■ DOCUMENT TEXT ■
+===+

Ain't It Cool News (www.aintitcool.com)
Review

Harry says Take The Lit Candle Out Of Your Ass and see THE WOLF OF WALL STREET! And be prepared to laugh & gasp!

 

I didn’t expect the citizenry of the United States to fully embrace Martin Scorsese’s new masterpiece of cinema, THE WOLF OF WALL STREET.  With 18 years of film coverage, if there’s one thing I absolutely know about this country – it is that Black Comedies do not play.

 

This isn’t something new.  The very first day I launched AICN, I wrote a piece about my anticipation for INDEPENDENCE DAY and MARS ATTACKS!  I had read both scripts, but ID4 was not only releasing first, but was releasing on the most perfect release date for a movie ever.   The Olympics were getting ready to launch and the world was going to eat a lot of popcorn.  But MARS ATTACKS!, which was dearer to my heart.  Based on Gum Cards of long ago, gum cards that parents, teachers and religious deacons loathed.  The wanton gleeful heinous acts of death, all of which were meant to cause giggles and laughs were lost on them.   MARS ATTACKS! was seen as a disappointment.   I can also remember the US choking on Terry Gilliam’s FEAR AND LOATHING IN LAS VEGAS and the Coen Brothers’ BIG LEBOWSKI.   Hard to imagine when all 3 films are pretty much loved universally now…  but upon release…  that was not the case.   In fact, Tim Burton, Terry Gilliam and the Coen Brothers all got slapped around by the larger audiences and the more reserved critics of the country.

+===+

■ GIVEN RECORDS ■
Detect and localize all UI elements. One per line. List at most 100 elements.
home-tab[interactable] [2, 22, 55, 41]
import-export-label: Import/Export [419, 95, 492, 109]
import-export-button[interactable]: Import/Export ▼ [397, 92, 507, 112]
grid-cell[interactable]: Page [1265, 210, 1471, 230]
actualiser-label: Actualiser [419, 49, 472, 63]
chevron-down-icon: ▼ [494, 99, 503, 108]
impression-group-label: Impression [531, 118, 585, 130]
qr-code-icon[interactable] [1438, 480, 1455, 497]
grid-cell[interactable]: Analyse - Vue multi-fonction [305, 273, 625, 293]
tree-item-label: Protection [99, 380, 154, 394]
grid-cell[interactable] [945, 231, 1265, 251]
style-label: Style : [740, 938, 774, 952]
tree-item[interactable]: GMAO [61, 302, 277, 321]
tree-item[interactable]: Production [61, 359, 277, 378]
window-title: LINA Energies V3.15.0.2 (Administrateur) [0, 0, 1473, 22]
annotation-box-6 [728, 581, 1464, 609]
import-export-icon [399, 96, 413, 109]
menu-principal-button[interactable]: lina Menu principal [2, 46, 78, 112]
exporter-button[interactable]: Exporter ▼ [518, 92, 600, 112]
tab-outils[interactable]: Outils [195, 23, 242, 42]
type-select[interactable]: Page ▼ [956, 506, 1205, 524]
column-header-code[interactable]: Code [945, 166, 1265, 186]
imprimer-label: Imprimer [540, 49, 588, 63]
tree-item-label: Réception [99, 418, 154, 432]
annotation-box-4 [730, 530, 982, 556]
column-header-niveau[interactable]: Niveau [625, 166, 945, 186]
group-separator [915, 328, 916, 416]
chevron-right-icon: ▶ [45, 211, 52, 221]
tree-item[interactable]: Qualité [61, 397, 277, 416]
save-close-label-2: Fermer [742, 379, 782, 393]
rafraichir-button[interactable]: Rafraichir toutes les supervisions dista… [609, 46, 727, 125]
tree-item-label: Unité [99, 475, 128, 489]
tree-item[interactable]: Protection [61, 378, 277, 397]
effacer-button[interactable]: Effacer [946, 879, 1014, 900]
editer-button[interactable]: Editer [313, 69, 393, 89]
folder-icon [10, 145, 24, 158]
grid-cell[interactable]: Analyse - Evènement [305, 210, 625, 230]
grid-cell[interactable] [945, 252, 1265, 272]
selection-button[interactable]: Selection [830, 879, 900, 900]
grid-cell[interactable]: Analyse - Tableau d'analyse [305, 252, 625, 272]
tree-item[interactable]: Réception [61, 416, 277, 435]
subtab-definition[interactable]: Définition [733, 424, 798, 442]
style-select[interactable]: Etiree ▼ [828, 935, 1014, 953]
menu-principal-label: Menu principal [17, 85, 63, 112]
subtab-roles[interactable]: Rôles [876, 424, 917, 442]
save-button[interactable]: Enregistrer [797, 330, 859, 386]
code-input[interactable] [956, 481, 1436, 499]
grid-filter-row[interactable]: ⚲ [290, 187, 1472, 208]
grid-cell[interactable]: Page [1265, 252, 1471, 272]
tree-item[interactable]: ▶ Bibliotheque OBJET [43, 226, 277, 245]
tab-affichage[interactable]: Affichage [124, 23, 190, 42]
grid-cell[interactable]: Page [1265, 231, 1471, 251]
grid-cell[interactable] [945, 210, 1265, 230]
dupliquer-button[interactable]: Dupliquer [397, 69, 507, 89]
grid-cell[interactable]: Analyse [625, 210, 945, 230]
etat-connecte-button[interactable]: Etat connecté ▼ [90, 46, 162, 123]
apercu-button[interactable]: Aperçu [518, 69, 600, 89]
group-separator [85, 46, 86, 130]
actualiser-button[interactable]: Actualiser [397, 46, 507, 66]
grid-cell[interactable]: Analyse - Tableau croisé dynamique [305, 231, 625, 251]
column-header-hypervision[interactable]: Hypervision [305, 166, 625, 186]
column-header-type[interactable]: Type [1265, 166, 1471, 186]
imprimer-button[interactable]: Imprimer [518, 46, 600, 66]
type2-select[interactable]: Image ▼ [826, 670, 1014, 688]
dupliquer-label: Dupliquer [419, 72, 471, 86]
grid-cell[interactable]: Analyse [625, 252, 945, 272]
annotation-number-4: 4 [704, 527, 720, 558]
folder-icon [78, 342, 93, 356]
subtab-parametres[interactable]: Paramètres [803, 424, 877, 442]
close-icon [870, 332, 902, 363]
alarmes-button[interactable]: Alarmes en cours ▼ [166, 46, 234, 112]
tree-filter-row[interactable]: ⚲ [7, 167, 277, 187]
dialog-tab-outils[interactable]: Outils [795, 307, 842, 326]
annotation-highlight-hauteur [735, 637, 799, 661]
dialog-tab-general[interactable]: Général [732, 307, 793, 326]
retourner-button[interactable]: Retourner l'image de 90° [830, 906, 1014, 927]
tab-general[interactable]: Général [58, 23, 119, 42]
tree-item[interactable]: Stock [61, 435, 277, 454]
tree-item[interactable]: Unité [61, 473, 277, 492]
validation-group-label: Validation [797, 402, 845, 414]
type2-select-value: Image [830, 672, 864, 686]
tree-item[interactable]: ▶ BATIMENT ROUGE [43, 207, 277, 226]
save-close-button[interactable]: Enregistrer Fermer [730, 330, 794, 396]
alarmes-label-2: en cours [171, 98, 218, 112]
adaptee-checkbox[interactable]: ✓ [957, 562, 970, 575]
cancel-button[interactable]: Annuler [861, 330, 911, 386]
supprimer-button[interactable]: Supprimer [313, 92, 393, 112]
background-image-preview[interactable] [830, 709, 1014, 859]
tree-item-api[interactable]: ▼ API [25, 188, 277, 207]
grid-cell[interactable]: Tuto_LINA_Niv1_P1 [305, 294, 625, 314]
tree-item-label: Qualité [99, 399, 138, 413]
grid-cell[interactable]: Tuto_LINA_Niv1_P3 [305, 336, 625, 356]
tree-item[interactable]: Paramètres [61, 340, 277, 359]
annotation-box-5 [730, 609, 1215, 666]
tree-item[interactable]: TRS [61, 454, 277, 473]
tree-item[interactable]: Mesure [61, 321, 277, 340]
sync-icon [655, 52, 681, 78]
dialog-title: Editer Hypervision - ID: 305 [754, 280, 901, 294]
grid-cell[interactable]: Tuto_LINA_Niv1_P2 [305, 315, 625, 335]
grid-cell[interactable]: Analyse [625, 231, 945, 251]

+===+

■ COMPLETE THE FOLLOWING ■
**a.** In the Ain't It Cool News review, rewrite the passage from "Harry says Take" up to and including "do not play.", swapping "masterpiece" for "triumph".
**b.** Answer these questions from the Ain't It Cool News review:
(i) How many years of film coverage does the reviewer cite?
(ii) What was MARS ATTACKS! based on?
(iii) Which film was releasing first, INDEPENDENCE DAY or MARS ATTACKS!?
**c.** Write the next part of the Ain't It Cool News review, starting after its last sentence.

■ RESPONSES TO THE TASKS ■
**a.**
Harry says Take The Lit Candle Out Of Your Ass and see THE WOLF OF WALL STREET! And be prepared to laugh & gasp!

 

I didn’t expect the citizenry of the United States to fully embrace Martin Scorsese’s new triumph of cinema, THE WOLF OF WALL STREET.  With 18 years of film coverage, if there’s one thing I absolutely know about this country – it is that Black Comedies do not play.

**b.**
(i) 18 years.
(ii) Gum cards of long ago.
(iii) INDEPENDENCE DAY (ID4).

**c.**
 

The same thing is happening now with THE WOLF OF WALL STREET and I have to wonder – where you are on the film.

 

When I programmed the film to kick off BUTT-NUMB-A –THON 15 this year, it wasn’t because I was dying to see it.   I found the trailers to be flat.  Why on Earth would anyone really want to see a film about a disgusting class of Wall Street crooks that stole untold millions of U.S. investors funds selling pure junk that would never show a return on the investment?  It is exactly this kind of immoral activity that has Tonya Harding’d America.   However, I have an unending passion for Martin Scorsese movies.

 

Scorsese is the great American Auteur filmmaker of our Age.   He has been one of the most flexible and youthful filmmakers my entire life.  The first Scorsese film was released when I was 6 months old, it was BOXCAR BERTHA – and I saw it at an Austin, Tx Drive In movie theater with my parents.  I have no memory of that showing, but I know I was there.   From the beginning, Scorsese has been fascinated with crime.  A look over his career shows a filmmaker that has repeatedly pulled back the curtain, not for moralistic judgment, but to simple allow us humble theater goers to gaze upon that which we all hope to never actually witness in person.  

 

With THE WOLF OF WALL STREET, Scorsese is telling a true story about essentially morally corrupt con men working the telephone lines of Wall Street – which reach every sucker in the country.   The film shows us that not only did these cocksuckers rape the nation, but they had the moral indecency to thoroughly enjoy and debase themselves beyond any and all level of reason.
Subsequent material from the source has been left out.